**What to produce**:
Reproduce the whole listing, character for character.

-- start of Data shown --

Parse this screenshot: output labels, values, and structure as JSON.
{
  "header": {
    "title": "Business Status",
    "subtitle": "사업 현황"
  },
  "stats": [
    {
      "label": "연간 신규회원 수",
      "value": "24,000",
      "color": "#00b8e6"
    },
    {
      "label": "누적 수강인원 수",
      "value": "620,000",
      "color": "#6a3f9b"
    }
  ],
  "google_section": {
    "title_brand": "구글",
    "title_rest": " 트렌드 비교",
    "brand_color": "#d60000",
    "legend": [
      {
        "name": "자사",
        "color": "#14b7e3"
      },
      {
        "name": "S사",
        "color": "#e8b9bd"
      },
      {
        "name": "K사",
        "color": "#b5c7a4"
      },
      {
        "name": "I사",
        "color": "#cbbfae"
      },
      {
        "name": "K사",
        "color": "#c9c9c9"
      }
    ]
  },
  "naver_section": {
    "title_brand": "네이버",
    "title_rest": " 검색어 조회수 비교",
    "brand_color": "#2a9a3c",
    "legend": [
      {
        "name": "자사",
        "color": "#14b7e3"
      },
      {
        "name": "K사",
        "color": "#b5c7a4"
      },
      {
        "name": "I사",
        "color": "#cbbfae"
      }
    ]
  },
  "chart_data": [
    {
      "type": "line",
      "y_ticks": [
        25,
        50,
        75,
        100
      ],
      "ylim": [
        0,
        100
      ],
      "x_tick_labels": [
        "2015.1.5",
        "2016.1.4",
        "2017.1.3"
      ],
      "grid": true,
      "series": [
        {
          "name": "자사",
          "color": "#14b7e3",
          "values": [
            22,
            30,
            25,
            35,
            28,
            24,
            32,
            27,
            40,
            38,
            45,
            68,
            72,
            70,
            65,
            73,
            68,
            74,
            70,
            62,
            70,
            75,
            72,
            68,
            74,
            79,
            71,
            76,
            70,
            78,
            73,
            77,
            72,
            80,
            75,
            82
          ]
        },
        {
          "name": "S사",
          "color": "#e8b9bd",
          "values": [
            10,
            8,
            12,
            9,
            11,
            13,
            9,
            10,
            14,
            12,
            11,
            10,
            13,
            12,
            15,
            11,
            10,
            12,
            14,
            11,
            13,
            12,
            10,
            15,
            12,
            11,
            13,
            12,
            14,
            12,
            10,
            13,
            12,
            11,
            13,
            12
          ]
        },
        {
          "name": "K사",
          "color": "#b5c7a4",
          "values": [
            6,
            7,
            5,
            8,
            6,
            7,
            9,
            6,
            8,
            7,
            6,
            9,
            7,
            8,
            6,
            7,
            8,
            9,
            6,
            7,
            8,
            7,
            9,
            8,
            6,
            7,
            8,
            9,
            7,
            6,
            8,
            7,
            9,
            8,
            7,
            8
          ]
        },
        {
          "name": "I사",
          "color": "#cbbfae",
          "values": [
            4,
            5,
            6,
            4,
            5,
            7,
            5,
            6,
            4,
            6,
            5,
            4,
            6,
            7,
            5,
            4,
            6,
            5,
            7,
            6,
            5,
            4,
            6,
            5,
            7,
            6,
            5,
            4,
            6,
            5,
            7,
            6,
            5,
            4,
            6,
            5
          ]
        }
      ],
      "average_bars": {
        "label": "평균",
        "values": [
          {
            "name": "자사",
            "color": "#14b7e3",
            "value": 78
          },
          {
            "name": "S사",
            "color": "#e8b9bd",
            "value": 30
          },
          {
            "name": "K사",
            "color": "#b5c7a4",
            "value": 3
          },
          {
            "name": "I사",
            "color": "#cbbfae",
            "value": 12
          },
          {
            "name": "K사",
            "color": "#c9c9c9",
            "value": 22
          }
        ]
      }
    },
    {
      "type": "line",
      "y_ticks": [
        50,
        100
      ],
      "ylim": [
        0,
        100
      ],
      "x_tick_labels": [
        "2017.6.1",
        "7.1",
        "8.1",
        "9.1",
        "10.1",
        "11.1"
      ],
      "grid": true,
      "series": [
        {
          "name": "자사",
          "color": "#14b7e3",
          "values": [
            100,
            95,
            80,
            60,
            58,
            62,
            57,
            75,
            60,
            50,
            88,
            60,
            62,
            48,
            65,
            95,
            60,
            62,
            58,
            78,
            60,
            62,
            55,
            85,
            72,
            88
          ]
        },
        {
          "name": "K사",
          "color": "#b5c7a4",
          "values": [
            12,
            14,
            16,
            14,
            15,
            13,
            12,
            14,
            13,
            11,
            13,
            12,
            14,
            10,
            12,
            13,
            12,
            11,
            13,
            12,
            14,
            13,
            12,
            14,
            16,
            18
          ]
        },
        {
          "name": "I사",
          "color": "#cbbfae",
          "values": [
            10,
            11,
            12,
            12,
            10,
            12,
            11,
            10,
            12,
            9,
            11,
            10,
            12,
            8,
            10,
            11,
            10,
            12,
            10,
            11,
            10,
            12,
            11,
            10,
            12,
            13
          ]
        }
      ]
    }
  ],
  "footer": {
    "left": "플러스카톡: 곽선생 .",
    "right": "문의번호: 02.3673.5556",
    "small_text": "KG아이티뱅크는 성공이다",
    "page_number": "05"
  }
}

-- end of Data shown --

**Result of this task**:
Parse this screenshot: output labels, values, and structure as JSON.
{
  "header": {
    "title": "Business Status",
    "subtitle": "사업 현황"
  },
  "stats": [
    {
      "label": "연간 신규회원 수",
      "value": "24,000",
      "color": "#00b8e6"
    },
    {
      "label": "누적 수강인원 수",
      "value": "620,000",
      "color": "#6a3f9b"
    }
  ],
  "google_section": {
    "title_brand": "구글",
    "title_rest": " 트렌드 비교",
    "brand_color": "#d60000",
    "legend": [
      {
        "name": "자사",
        "color": "#14b7e3"
      },
      {
        "name": "S사",
        "color": "#e8b9bd"
      },
      {
        "name": "K사",
        "color": "#b5c7a4"
      },
      {
        "name": "I사",
        "color": "#cbbfae"
      },
      {
        "name": "K사",
        "color": "#c9c9c9"
      }
    ]
  },
  "naver_section": {
    "title_brand": "네이버",
    "title_rest": " 검색어 조회수 비교",
    "brand_color": "#2a9a3c",
    "legend": [
      {
        "name": "자사",
        "color": "#14b7e3"
      },
      {
        "name": "K사",
        "color": "#b5c7a4"
      },
      {
        "name": "I사",
        "color": "#cbbfae"
      }
    ]
  },
  "chart_data": [
    {
      "type": "line",
      "y_ticks": [
        25,
        50,
        75,
        100
      ],
      "ylim": [
        0,
        100
      ],
      "x_tick_labels": [
        "2015.1.5",
        "2016.1.4",
        "2017.1.3"
      ],
      "grid": true,
      "series": [
        {
          "name": "자사",
          "color": "#14b7e3",
          "values": [
            22,
            30,
            25,
            35,
            28,
            24,
            32,
            27,
            40,
            38,
            45,
            68,
            72,
            70,
            65,
            73,
            68,
            74,
            70,
            62,
            70,
            75,
            72,
            68,
            74,
            79,
            71,
            76,
            70,
            78,
            73,
            77,
            72,
            80,
            75,
            82
          ]
        },
        {
          "name": "S사",
          "color": "#e8b9bd",
          "values": [
            10,
            8,
            12,
            9,
            11,
            13,
            9,
            10,
            14,
            12,
            11,
            10,
            13,
            12,
            15,
            11,
            10,
            12,
            14,
            11,
            13,
            12,
            10,
            15,
            12,
            11,
            13,
            12,
            14,
            12,
            10,
            13,
            12,
            11,
            13,
            12
          ]
        },
        {
          "name": "K사",
          "color": "#b5c7a4",
          "values": [
            6,
            7,
            5,
            8,
            6,
            7,
            9,
            6,
            8,
            7,
            6,
            9,
            7,
            8,
            6,
            7,
            8,
            9,
            6,
            7,
            8,
            7,
            9,
            8,
            6,
            7,
            8,
            9,
            7,
            6,
            8,
            7,
            9,
            8,
            7,
            8
          ]
        },
        {
          "name": "I사",
          "color": "#cbbfae",
          "values": [
            4,
            5,
            6,
            4,
            5,
            7,
            5,
            6,
            4,
            6,
            5,
            4,
            6,
            7,
            5,
            4,
            6,
            5,
            7,
            6,
            5,
            4,
            6,
            5,
            7,
            6,
            5,
            4,
            6,
            5,
            7,
            6,
            5,
            4,
            6,
            5
          ]
        }
      ],
      "average_bars": {
        "label": "평균",
        "values": [
          {
            "name": "자사",
            "color": "#14b7e3",
            "value": 78
          },
          {
            "name": "S사",
            "color": "#e8b9bd",
            "value": 30
          },
          {
            "name": "K사",
            "color": "#b5c7a4",
            "value": 3
          },
          {
            "name": "I사",
            "color": "#cbbfae",
            "value": 12
          },
          {
            "name": "K사",
            "color": "#c9c9c9",
            "value": 22
          }
        ]
      }
    },
    {
      "type": "line",
      "y_ticks": [
        50,
        100
      ],
      "ylim": [
        0,
        100
      ],
      "x_tick_labels": [
        "2017.6.1",
        "7.1",
        "8.1",
        "9.1",
        "10.1",
        "11.1"
      ],
      "grid": true,
      "series": [
        {
          "name": "자사",
          "color": "#14b7e3",
          "values": [
            100,
            95,
            80,
            60,
            58,
            62,
            57,
            75,
            60,
            50,
            88,
            60,
            62,
            48,
            65,
            95,
            60,
            62,
            58,
            78,
            60,
            62,
            55,
            85,
            72,
            88
          ]
        },
        {
          "name": "K사",
          "color": "#b5c7a4",
          "values": [
            12,
            14,
            16,
            14,
            15,
            13,
            12,
            14,
            13,
            11,
            13,
            12,
            14,
            10,
            12,
            13,
            12,
            11,
            13,
            12,
            14,
            13,
            12,
            14,
            16,
            18
          ]
        },
        {
          "name": "I사",
          "color": "#cbbfae",
          "values": [
            10,
            11,
            12,
            12,
            10,
            12,
            11,
            10,
            12,
            9,
            11,
            10,
            12,
            8,
            10,
            11,
            10,
            12,
            10,
            11,
            10,
            12,
            11,
            10,
            12,
            13
          ]
        }
      ]
    }
  ],
  "footer": {
    "left": "플러스카톡: 곽선생 .",
    "right": "문의번호: 02.3673.5556",
    "small_text": "KG아이티뱅크는 성공이다",
    "page_number": "05"
  }
}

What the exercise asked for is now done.